(INSTRUCTIONS TO FOLLOW): Look through the data below and report how many lines include "Counterpart". Only the number should be given.

(PROVIDED DATA):
::::

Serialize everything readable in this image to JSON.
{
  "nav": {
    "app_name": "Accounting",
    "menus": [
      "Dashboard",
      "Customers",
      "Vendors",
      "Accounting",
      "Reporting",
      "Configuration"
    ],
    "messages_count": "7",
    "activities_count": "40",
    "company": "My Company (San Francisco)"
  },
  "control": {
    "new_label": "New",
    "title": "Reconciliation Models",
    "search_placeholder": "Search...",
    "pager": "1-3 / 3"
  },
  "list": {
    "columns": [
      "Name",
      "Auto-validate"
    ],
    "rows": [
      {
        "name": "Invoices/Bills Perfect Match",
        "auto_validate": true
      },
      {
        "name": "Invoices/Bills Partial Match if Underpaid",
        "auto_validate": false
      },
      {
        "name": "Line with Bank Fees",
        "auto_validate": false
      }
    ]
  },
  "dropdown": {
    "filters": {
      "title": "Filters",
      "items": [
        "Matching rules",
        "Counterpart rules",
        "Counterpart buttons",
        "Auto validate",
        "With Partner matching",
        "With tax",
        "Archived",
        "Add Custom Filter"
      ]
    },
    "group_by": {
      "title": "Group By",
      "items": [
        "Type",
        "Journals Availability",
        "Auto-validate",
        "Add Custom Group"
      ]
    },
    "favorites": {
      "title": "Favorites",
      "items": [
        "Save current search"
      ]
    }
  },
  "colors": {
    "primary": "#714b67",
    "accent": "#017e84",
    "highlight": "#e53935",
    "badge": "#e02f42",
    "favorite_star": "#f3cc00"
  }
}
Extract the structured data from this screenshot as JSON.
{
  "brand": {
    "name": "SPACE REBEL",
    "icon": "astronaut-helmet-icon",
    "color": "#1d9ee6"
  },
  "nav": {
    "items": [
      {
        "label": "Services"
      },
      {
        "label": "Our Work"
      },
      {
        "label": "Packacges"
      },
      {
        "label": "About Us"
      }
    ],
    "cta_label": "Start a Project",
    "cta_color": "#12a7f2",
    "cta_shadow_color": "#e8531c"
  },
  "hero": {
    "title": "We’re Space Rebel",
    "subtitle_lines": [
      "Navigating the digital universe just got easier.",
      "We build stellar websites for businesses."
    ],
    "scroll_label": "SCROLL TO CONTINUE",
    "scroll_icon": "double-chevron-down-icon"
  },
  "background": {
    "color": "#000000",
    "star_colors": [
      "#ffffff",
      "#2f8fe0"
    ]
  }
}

::::

(RESULT OF THIS EXERCISE): 2